Search the material for the word "Daily" and copy each line that holds it.

►

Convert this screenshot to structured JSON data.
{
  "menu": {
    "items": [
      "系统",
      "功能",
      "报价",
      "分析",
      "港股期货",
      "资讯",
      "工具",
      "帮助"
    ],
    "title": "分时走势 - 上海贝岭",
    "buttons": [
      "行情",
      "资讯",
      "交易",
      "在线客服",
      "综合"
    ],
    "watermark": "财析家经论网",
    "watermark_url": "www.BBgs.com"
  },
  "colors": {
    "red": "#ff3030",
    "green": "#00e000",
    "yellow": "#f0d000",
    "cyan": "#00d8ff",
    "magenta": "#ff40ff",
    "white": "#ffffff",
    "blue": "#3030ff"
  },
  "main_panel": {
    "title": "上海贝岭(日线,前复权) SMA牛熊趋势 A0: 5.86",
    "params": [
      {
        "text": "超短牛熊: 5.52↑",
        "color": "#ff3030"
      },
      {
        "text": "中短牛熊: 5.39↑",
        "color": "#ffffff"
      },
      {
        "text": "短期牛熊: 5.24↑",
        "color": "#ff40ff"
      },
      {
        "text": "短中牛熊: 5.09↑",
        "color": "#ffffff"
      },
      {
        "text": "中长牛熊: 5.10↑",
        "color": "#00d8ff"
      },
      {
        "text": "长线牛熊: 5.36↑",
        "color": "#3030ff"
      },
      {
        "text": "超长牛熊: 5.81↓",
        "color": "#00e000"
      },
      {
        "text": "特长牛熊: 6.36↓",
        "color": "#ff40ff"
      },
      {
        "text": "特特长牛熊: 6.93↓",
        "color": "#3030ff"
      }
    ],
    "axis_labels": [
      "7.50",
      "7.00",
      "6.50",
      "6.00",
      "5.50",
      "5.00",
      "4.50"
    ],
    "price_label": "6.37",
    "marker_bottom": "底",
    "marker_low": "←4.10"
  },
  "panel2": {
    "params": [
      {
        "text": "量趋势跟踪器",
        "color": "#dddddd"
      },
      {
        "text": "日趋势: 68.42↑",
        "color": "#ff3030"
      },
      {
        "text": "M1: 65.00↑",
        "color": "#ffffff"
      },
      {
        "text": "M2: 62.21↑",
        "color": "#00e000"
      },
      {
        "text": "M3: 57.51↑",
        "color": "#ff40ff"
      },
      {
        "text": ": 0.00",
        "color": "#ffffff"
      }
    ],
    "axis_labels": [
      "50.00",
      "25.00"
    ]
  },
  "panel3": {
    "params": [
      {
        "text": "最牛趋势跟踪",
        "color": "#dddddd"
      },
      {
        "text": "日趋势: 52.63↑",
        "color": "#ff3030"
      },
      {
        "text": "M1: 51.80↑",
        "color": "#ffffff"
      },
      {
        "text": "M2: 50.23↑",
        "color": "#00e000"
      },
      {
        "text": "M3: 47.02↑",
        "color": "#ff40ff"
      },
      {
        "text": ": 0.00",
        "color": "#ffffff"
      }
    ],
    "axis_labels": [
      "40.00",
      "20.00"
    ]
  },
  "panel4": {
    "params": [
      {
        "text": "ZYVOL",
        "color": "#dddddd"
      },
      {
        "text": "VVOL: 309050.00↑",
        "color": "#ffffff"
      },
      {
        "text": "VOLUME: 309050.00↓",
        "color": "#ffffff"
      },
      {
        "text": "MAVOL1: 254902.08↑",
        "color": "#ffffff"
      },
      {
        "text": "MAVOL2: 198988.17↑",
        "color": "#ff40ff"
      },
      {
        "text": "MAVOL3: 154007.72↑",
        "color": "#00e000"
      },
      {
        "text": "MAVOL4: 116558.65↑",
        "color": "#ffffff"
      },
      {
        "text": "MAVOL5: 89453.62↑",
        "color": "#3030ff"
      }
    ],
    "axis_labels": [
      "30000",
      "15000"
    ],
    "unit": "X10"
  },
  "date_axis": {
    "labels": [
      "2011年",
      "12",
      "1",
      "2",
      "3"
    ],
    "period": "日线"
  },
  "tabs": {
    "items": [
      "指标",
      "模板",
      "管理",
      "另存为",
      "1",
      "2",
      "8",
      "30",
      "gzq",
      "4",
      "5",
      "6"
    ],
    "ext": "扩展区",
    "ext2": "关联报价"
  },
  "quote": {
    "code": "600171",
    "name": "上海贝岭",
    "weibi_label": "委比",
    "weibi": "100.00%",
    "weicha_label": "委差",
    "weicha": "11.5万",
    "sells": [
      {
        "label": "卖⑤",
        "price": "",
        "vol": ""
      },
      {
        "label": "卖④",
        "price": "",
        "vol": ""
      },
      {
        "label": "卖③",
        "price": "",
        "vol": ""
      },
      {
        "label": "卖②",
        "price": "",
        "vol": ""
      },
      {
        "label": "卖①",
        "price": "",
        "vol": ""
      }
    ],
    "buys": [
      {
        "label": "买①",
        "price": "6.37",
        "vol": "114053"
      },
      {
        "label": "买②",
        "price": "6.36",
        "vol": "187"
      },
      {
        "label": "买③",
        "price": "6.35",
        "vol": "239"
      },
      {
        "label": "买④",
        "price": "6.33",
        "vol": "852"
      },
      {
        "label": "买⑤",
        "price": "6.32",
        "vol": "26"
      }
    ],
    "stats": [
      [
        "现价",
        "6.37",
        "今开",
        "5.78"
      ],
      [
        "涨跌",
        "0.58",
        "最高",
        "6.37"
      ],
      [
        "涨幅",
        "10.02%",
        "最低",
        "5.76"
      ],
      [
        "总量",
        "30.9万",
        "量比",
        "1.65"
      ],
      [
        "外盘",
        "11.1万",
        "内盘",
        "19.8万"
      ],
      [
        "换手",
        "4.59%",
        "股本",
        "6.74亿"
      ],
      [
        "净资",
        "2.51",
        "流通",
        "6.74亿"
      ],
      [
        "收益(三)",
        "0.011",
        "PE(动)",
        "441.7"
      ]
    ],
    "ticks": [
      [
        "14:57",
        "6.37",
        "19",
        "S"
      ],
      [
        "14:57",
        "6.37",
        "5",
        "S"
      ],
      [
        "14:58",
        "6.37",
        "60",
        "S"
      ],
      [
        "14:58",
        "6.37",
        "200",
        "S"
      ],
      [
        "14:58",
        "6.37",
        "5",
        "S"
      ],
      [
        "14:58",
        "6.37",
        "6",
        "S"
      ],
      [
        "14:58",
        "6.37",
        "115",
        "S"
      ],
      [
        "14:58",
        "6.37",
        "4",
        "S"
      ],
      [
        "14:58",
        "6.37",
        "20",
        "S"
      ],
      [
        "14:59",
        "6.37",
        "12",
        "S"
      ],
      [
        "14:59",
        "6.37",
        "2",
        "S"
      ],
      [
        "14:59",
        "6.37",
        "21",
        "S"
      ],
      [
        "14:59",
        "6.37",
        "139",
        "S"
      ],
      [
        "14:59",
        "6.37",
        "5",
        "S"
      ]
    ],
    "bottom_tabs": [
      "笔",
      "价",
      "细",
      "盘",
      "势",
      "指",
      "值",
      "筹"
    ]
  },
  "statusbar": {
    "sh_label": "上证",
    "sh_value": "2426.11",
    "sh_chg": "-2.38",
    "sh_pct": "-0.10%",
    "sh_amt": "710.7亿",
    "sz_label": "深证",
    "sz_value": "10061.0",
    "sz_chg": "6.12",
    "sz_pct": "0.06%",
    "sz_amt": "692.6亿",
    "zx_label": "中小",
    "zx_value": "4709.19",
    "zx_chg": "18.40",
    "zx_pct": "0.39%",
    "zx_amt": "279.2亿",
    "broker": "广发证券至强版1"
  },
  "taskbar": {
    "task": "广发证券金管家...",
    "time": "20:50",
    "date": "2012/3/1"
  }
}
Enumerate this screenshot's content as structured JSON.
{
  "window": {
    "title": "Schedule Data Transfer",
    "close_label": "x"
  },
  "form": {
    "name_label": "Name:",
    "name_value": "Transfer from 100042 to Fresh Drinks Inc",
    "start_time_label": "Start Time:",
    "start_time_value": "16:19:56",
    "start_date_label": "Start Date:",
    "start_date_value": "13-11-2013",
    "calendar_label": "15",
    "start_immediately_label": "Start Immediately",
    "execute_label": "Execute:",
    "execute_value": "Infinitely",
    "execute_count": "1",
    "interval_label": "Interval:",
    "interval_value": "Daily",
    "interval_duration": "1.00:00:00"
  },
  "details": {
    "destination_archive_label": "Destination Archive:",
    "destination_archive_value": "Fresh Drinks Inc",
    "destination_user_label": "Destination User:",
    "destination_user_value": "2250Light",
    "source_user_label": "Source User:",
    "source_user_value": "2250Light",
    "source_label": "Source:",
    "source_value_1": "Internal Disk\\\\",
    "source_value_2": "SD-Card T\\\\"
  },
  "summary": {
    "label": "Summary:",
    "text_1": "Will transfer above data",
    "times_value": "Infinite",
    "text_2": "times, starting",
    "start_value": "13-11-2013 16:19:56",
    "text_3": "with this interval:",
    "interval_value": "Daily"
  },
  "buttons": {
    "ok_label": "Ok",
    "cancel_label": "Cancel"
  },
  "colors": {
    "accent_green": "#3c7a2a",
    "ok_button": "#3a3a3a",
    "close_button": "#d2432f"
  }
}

◄

» **Output for this exercise**:
    "interval_value": "Daily",
    "interval_value": "Daily"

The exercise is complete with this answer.